+++ SOURCE RECORDS

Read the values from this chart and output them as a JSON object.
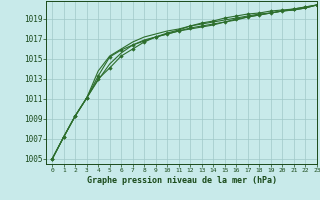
{
  "title": "Graphe pression niveau de la mer (hPa)",
  "background_color": "#c8eaea",
  "grid_color": "#a0c8c8",
  "line_color": "#2d6e2d",
  "text_color": "#1a4a1a",
  "xlim": [
    -0.5,
    23
  ],
  "ylim": [
    1004.5,
    1020.8
  ],
  "yticks": [
    1005,
    1007,
    1009,
    1011,
    1013,
    1015,
    1017,
    1019
  ],
  "xticks": [
    0,
    1,
    2,
    3,
    4,
    5,
    6,
    7,
    8,
    9,
    10,
    11,
    12,
    13,
    14,
    15,
    16,
    17,
    18,
    19,
    20,
    21,
    22,
    23
  ],
  "series": [
    [
      1005.0,
      1007.2,
      1009.3,
      1011.1,
      1013.0,
      1014.1,
      1015.3,
      1016.0,
      1016.7,
      1017.2,
      1017.6,
      1017.9,
      1018.3,
      1018.6,
      1018.8,
      1019.1,
      1019.3,
      1019.5,
      1019.6,
      1019.8,
      1019.9,
      1020.0,
      1020.2,
      1020.4
    ],
    [
      1005.0,
      1007.2,
      1009.3,
      1011.1,
      1013.3,
      1015.2,
      1015.9,
      1016.4,
      1016.8,
      1017.2,
      1017.5,
      1017.8,
      1018.1,
      1018.3,
      1018.5,
      1018.7,
      1019.0,
      1019.2,
      1019.4,
      1019.6,
      1019.8,
      1020.0,
      1020.2,
      1020.4
    ],
    [
      1005.0,
      1007.2,
      1009.3,
      1011.1,
      1012.9,
      1014.5,
      1015.6,
      1016.4,
      1016.9,
      1017.2,
      1017.5,
      1017.8,
      1018.0,
      1018.2,
      1018.4,
      1018.7,
      1018.9,
      1019.2,
      1019.4,
      1019.6,
      1019.8,
      1019.9,
      1020.1,
      1020.4
    ],
    [
      1005.0,
      1007.2,
      1009.3,
      1011.1,
      1013.8,
      1015.3,
      1016.0,
      1016.7,
      1017.2,
      1017.5,
      1017.8,
      1018.0,
      1018.3,
      1018.5,
      1018.7,
      1018.9,
      1019.1,
      1019.3,
      1019.5,
      1019.6,
      1019.8,
      1019.9,
      1020.1,
      1020.4
    ]
  ],
  "marker_series": [
    0,
    1
  ],
  "marker": "D",
  "marker_size": 1.8,
  "linewidth": 0.8
}
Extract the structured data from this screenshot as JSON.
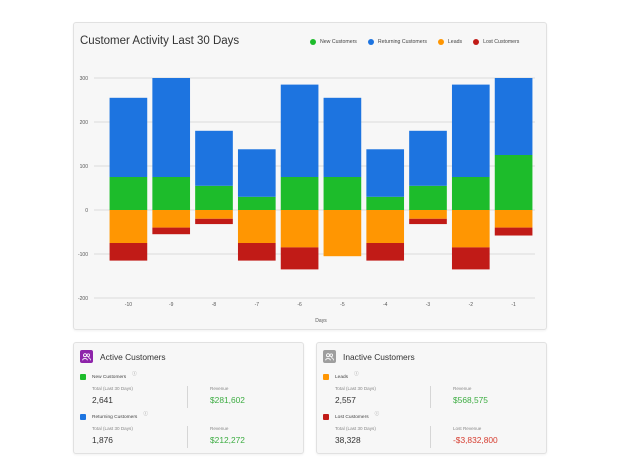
{
  "chart_card": {
    "title": "Customer Activity Last 30 Days",
    "legend": [
      {
        "label": "New Customers",
        "color": "#1dbc2b"
      },
      {
        "label": "Returning Customers",
        "color": "#1d74e0"
      },
      {
        "label": "Leads",
        "color": "#ff9602"
      },
      {
        "label": "Lost Customers",
        "color": "#c11b17"
      }
    ]
  },
  "chart_data": {
    "type": "bar",
    "stacked": true,
    "title": "Customer Activity Last 30 Days",
    "xlabel": "Days",
    "ylabel": "",
    "ylim": [
      -200,
      300
    ],
    "yticks": [
      300,
      200,
      100,
      0,
      -100,
      -200
    ],
    "grid": true,
    "legend_position": "top-right",
    "categories": [
      "-10",
      "-9",
      "-8",
      "-7",
      "-6",
      "-5",
      "-4",
      "-3",
      "-2",
      "-1"
    ],
    "series": [
      {
        "name": "New Customers",
        "color": "#1dbc2b",
        "values": [
          75,
          75,
          55,
          30,
          75,
          75,
          30,
          55,
          75,
          125
        ]
      },
      {
        "name": "Returning Customers",
        "color": "#1d74e0",
        "values": [
          180,
          225,
          125,
          108,
          210,
          180,
          108,
          125,
          210,
          175
        ]
      },
      {
        "name": "Leads",
        "color": "#ff9602",
        "values": [
          -75,
          -40,
          -20,
          -75,
          -85,
          -105,
          -75,
          -20,
          -85,
          -40
        ]
      },
      {
        "name": "Lost Customers",
        "color": "#c11b17",
        "values": [
          -40,
          -15,
          -12,
          -40,
          -50,
          0,
          -40,
          -12,
          -50,
          -18
        ]
      }
    ]
  },
  "active": {
    "title": "Active Customers",
    "icon_color": "#8e24aa",
    "metrics": [
      {
        "name": "New Customers",
        "color": "#1dbc2b",
        "total_label": "Total (Last 30 Days)",
        "total": "2,641",
        "revenue_label": "Revenue",
        "revenue": "$281,602",
        "revenue_class": "pos"
      },
      {
        "name": "Returning Customers",
        "color": "#1d74e0",
        "total_label": "Total (Last 30 Days)",
        "total": "1,876",
        "revenue_label": "Revenue",
        "revenue": "$212,272",
        "revenue_class": "pos"
      }
    ]
  },
  "inactive": {
    "title": "Inactive Customers",
    "icon_color": "#9e9e9e",
    "metrics": [
      {
        "name": "Leads",
        "color": "#ff9602",
        "total_label": "Total (Last 30 Days)",
        "total": "2,557",
        "revenue_label": "Revenue",
        "revenue": "$568,575",
        "revenue_class": "pos"
      },
      {
        "name": "Lost Customers",
        "color": "#c11b17",
        "total_label": "Total (Last 30 Days)",
        "total": "38,328",
        "revenue_label": "Lost Revenue",
        "revenue": "-$3,832,800",
        "revenue_class": "neg"
      }
    ]
  }
}
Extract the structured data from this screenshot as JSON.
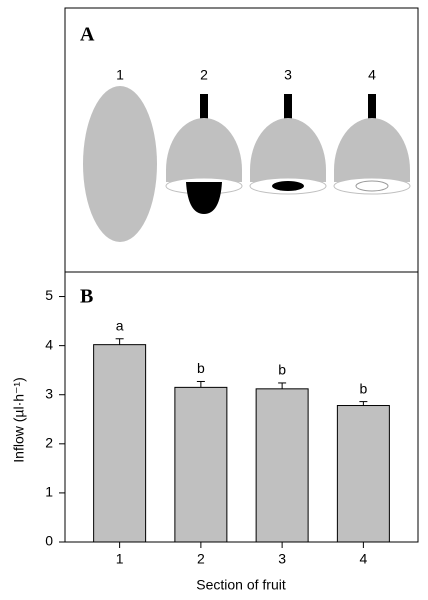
{
  "diagram": {
    "panel_label": "A",
    "labels": [
      "1",
      "2",
      "3",
      "4"
    ]
  },
  "chart_data": {
    "type": "bar",
    "panel_label": "B",
    "categories": [
      "1",
      "2",
      "3",
      "4"
    ],
    "values": [
      4.02,
      3.15,
      3.12,
      2.78
    ],
    "errors": [
      0.12,
      0.12,
      0.12,
      0.08
    ],
    "letters": [
      "a",
      "b",
      "b",
      "b"
    ],
    "color": "#c0c0c0",
    "ylim": [
      0,
      5.5
    ],
    "yticks": [
      0,
      1,
      2,
      3,
      4,
      5
    ],
    "ylabel": "Inflow (µl·h⁻¹)",
    "xlabel": "Section of fruit"
  }
}
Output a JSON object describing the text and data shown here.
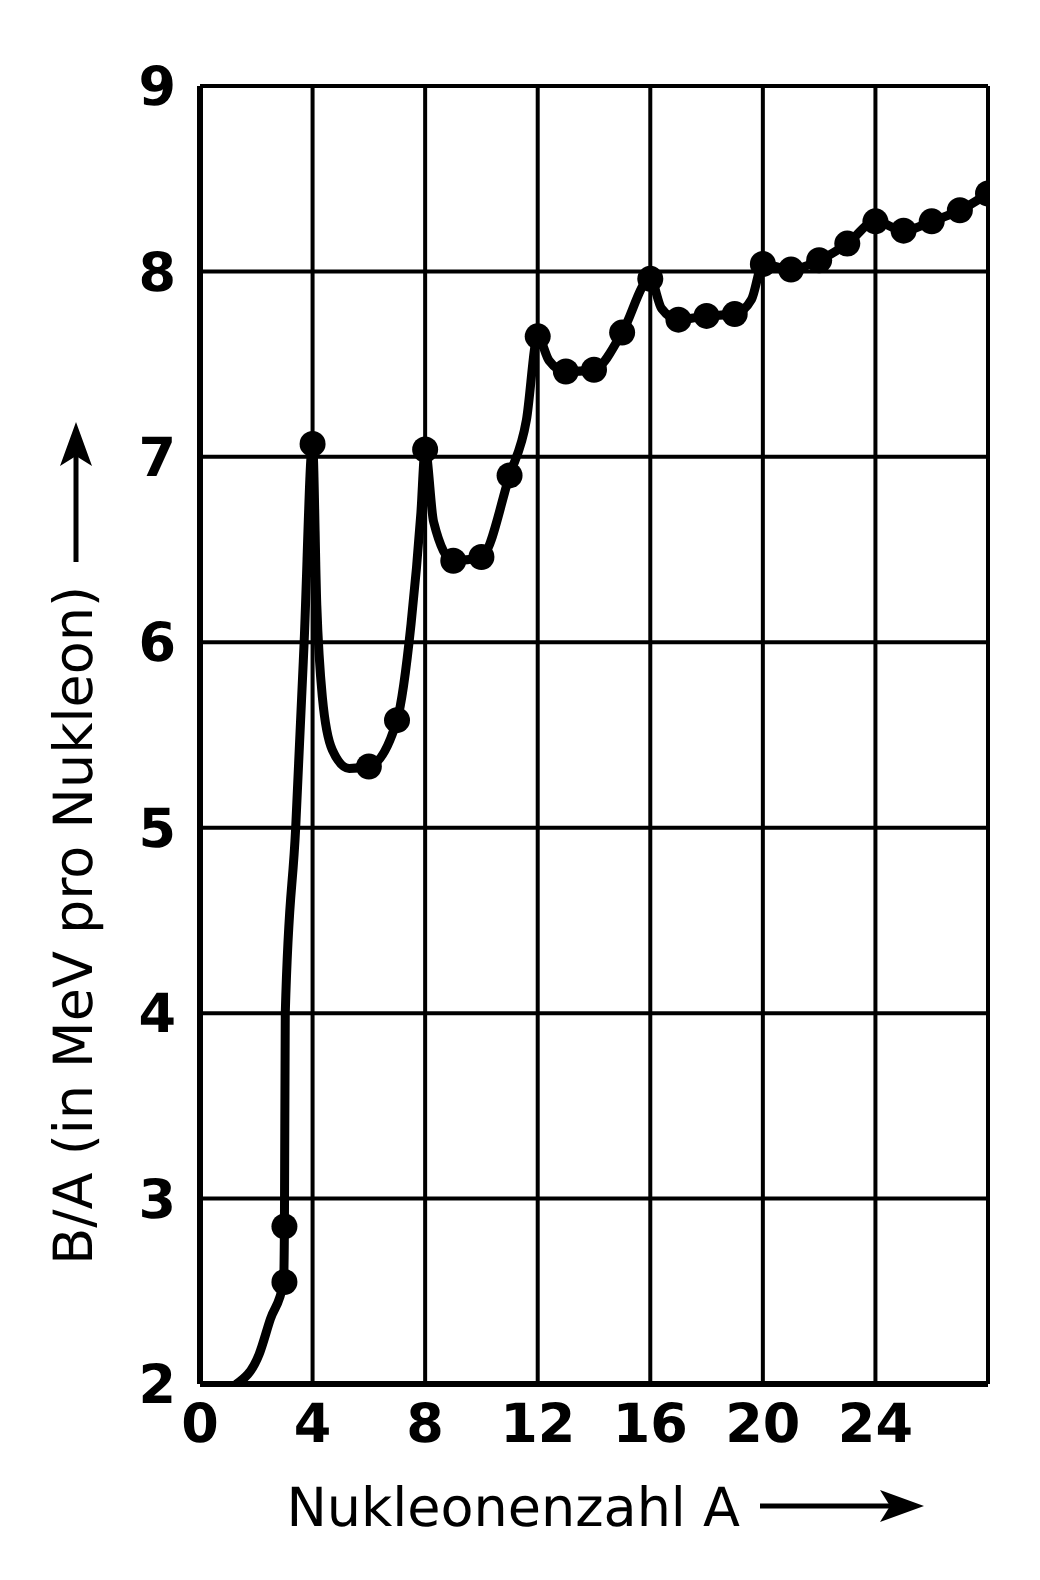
{
  "chart_data": {
    "type": "line",
    "xlabel": "Nukleonenzahl A",
    "ylabel": "B/A (in MeV pro Nukleon)",
    "xlim": [
      0,
      28
    ],
    "xticks": [
      0,
      4,
      8,
      12,
      16,
      20,
      24
    ],
    "ylim": [
      2,
      9
    ],
    "yticks": [
      2,
      3,
      4,
      5,
      6,
      7,
      8,
      9
    ],
    "grid": true,
    "series": [
      {
        "color": "#000000",
        "marker": "none",
        "line_style": "solid",
        "x": [
          1.3,
          2.1,
          2.5,
          2.97,
          3.0,
          3.03,
          3.4,
          3.7,
          4.0,
          4.15,
          4.35,
          4.7,
          5.3,
          6,
          7,
          7.5,
          7.85,
          8,
          8.3,
          9,
          10,
          11,
          11.6,
          12,
          12.4,
          13,
          14,
          15,
          16,
          16.4,
          17,
          18,
          19,
          19.6,
          20,
          21,
          22,
          23,
          24,
          25,
          26,
          27,
          28
        ],
        "values": [
          2.0,
          2.16,
          2.35,
          2.55,
          2.85,
          4.0,
          5.0,
          6.0,
          7.07,
          6.2,
          5.7,
          5.42,
          5.32,
          5.33,
          5.58,
          6.1,
          6.7,
          7.04,
          6.65,
          6.44,
          6.46,
          6.9,
          7.2,
          7.65,
          7.52,
          7.46,
          7.47,
          7.67,
          7.96,
          7.8,
          7.74,
          7.76,
          7.77,
          7.85,
          8.04,
          8.01,
          8.06,
          8.15,
          8.27,
          8.22,
          8.27,
          8.33,
          8.42
        ]
      },
      {
        "type": "scatter",
        "color": "#000000",
        "marker": "circle",
        "x": [
          3,
          3,
          4,
          6,
          7,
          8,
          9,
          10,
          11,
          12,
          13,
          14,
          15,
          16,
          17,
          18,
          19,
          20,
          21,
          22,
          23,
          24,
          25,
          26,
          27,
          28
        ],
        "values": [
          2.55,
          2.85,
          7.07,
          5.33,
          5.58,
          7.04,
          6.44,
          6.46,
          6.9,
          7.65,
          7.46,
          7.47,
          7.67,
          7.96,
          7.74,
          7.76,
          7.77,
          8.04,
          8.01,
          8.06,
          8.15,
          8.27,
          8.22,
          8.27,
          8.33,
          8.42
        ]
      }
    ]
  }
}
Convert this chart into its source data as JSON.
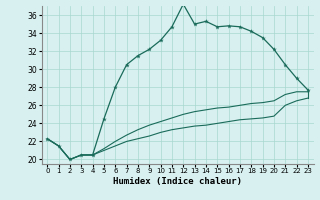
{
  "xlabel": "Humidex (Indice chaleur)",
  "bg_color": "#d8f0f0",
  "grid_color": "#a8d8d0",
  "line_color": "#1a6b5a",
  "xlim": [
    -0.5,
    23.5
  ],
  "ylim": [
    19.5,
    37.0
  ],
  "yticks": [
    20,
    22,
    24,
    26,
    28,
    30,
    32,
    34,
    36
  ],
  "xticks": [
    0,
    1,
    2,
    3,
    4,
    5,
    6,
    7,
    8,
    9,
    10,
    11,
    12,
    13,
    14,
    15,
    16,
    17,
    18,
    19,
    20,
    21,
    22,
    23
  ],
  "main_line": [
    22.3,
    21.5,
    20.0,
    20.5,
    20.5,
    24.5,
    28.0,
    30.5,
    31.5,
    32.2,
    33.2,
    34.7,
    37.2,
    35.0,
    35.3,
    34.7,
    34.8,
    34.7,
    34.2,
    33.5,
    32.2,
    30.5,
    29.0,
    27.7
  ],
  "line2": [
    22.3,
    21.5,
    20.0,
    20.5,
    20.5,
    21.2,
    22.0,
    22.7,
    23.3,
    23.8,
    24.2,
    24.6,
    25.0,
    25.3,
    25.5,
    25.7,
    25.8,
    26.0,
    26.2,
    26.3,
    26.5,
    27.2,
    27.5,
    27.5
  ],
  "line3": [
    22.3,
    21.5,
    20.0,
    20.5,
    20.5,
    21.0,
    21.5,
    22.0,
    22.3,
    22.6,
    23.0,
    23.3,
    23.5,
    23.7,
    23.8,
    24.0,
    24.2,
    24.4,
    24.5,
    24.6,
    24.8,
    26.0,
    26.5,
    26.8
  ]
}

++++++

→ **WHAT YOU ARE ASKED TO DO**
Look for "this" and pull out every line that has it.

→ **THE REPLY**
Read the values from this chart and output them as a JSON object.
Extract the structured data from this screenshot as JSON.
Extract the structured data from this screenshot as JSON.
Convert this chart into its source data as JSON.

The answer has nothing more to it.